===== Exercise material

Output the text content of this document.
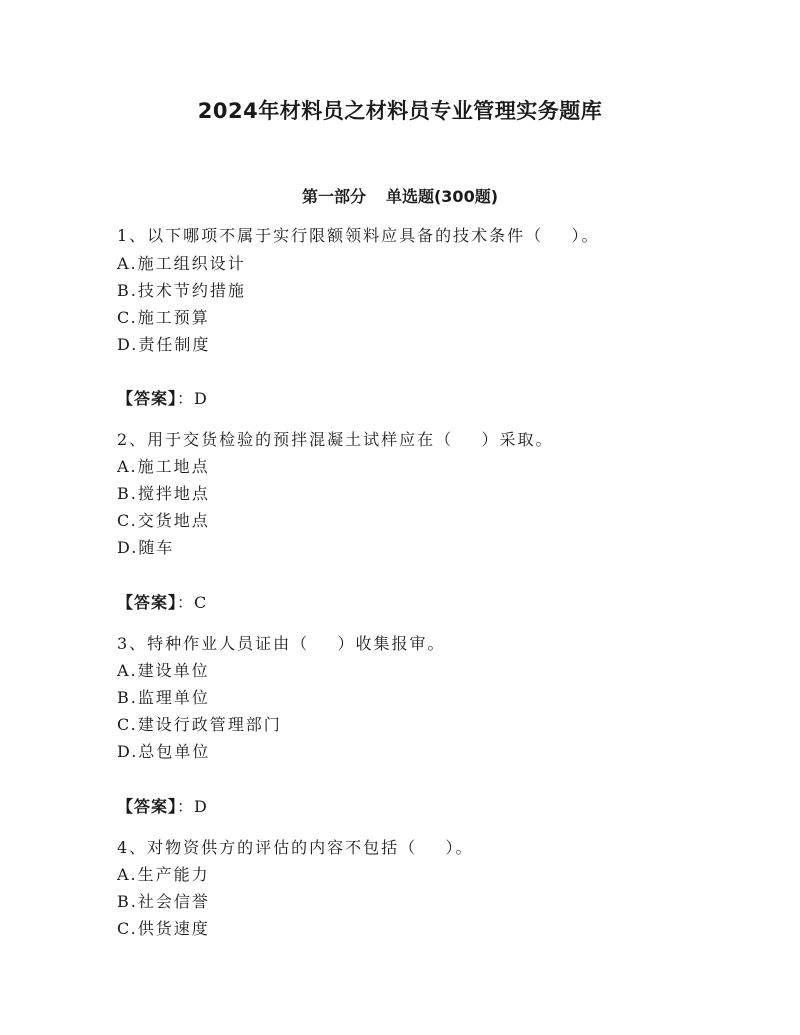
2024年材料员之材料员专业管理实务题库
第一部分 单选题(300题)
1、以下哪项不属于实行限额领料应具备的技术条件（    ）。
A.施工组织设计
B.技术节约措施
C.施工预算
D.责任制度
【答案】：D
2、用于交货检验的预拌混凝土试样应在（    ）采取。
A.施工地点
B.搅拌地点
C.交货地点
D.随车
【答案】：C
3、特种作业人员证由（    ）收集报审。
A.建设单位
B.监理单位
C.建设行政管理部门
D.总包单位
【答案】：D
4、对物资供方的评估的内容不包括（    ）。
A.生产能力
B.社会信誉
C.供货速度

==========
===== Exercise material

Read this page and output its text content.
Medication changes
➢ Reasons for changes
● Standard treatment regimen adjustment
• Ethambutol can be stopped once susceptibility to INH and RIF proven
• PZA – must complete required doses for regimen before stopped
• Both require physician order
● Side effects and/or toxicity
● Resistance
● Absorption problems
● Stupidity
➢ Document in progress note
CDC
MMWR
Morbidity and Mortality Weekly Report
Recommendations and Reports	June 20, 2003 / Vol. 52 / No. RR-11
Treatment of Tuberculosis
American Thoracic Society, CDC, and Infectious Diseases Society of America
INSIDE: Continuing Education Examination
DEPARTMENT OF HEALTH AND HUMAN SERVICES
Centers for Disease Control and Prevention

==========

■ What is expected: Copy out each line of the data containing the string "changes".

■ Task result:
Medication changes
➢ Reasons for changes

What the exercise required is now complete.